» Challenge
Return every entry exactly.
--- BEGIN Material ---
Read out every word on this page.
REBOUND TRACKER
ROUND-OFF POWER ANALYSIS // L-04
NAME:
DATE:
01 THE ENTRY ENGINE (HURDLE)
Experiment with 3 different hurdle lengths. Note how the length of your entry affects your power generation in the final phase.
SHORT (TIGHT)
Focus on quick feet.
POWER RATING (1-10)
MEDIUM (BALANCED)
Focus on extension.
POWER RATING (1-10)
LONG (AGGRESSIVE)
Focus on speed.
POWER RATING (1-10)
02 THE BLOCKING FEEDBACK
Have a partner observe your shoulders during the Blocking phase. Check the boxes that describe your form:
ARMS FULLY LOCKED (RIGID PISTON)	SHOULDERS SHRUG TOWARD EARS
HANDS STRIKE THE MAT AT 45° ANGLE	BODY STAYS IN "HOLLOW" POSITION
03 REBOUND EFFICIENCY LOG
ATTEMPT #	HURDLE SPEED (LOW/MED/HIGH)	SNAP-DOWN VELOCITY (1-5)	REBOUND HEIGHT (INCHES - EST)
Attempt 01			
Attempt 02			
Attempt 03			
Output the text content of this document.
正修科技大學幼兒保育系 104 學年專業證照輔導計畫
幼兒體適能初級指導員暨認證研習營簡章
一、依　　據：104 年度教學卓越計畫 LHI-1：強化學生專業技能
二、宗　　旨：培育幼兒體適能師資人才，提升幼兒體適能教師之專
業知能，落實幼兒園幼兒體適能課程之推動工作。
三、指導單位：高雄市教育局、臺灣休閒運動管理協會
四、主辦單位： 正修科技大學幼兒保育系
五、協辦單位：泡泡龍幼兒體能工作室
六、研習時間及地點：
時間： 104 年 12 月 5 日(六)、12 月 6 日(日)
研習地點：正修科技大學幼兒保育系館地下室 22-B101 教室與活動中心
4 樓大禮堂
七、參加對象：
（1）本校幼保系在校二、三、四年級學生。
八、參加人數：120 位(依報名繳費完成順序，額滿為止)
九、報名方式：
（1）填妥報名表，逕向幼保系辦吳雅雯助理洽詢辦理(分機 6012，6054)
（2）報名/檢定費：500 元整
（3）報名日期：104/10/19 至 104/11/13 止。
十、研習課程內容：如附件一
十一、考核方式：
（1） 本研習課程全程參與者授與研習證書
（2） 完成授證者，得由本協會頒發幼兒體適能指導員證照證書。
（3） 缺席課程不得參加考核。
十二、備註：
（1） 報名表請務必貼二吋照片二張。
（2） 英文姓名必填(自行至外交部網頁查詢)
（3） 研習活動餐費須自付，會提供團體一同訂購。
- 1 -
--- END Material ---
» Output of the exercise
Read out every word on this page.
REBOUND TRACKER
ROUND-OFF POWER ANALYSIS // L-04
NAME:
DATE:
01 THE ENTRY ENGINE (HURDLE)
Experiment with 3 different hurdle lengths. Note how the length of your entry affects your power generation in the final phase.
SHORT (TIGHT)
Focus on quick feet.
POWER RATING (1-10)
MEDIUM (BALANCED)
Focus on extension.
POWER RATING (1-10)
LONG (AGGRESSIVE)
Focus on speed.
POWER RATING (1-10)
02 THE BLOCKING FEEDBACK
Have a partner observe your shoulders during the Blocking phase. Check the boxes that describe your form:
ARMS FULLY LOCKED (RIGID PISTON)	SHOULDERS SHRUG TOWARD EARS
HANDS STRIKE THE MAT AT 45° ANGLE	BODY STAYS IN "HOLLOW" POSITION
03 REBOUND EFFICIENCY LOG
ATTEMPT #	HURDLE SPEED (LOW/MED/HIGH)	SNAP-DOWN VELOCITY (1-5)	REBOUND HEIGHT (INCHES - EST)
Attempt 01			
Attempt 02			
Attempt 03			
Output the text content of this document.
正修科技大學幼兒保育系 104 學年專業證照輔導計畫
幼兒體適能初級指導員暨認證研習營簡章
一、依　　據：104 年度教學卓越計畫 LHI-1：強化學生專業技能
二、宗　　旨：培育幼兒體適能師資人才，提升幼兒體適能教師之專
業知能，落實幼兒園幼兒體適能課程之推動工作。
三、指導單位：高雄市教育局、臺灣休閒運動管理協會
四、主辦單位： 正修科技大學幼兒保育系
五、協辦單位：泡泡龍幼兒體能工作室
六、研習時間及地點：
時間： 104 年 12 月 5 日(六)、12 月 6 日(日)
研習地點：正修科技大學幼兒保育系館地下室 22-B101 教室與活動中心
4 樓大禮堂
七、參加對象：
（1）本校幼保系在校二、三、四年級學生。
八、參加人數：120 位(依報名繳費完成順序，額滿為止)
九、報名方式：
（1）填妥報名表，逕向幼保系辦吳雅雯助理洽詢辦理(分機 6012，6054)
（2）報名/檢定費：500 元整
（3）報名日期：104/10/19 至 104/11/13 止。
十、研習課程內容：如附件一
十一、考核方式：
（1） 本研習課程全程參與者授與研習證書
（2） 完成授證者，得由本協會頒發幼兒體適能指導員證照證書。
（3） 缺席課程不得參加考核。
十二、備註：
（1） 報名表請務必貼二吋照片二張。
（2） 英文姓名必填(自行至外交部網頁查詢)
（3） 研習活動餐費須自付，會提供團體一同訂購。
- 1 -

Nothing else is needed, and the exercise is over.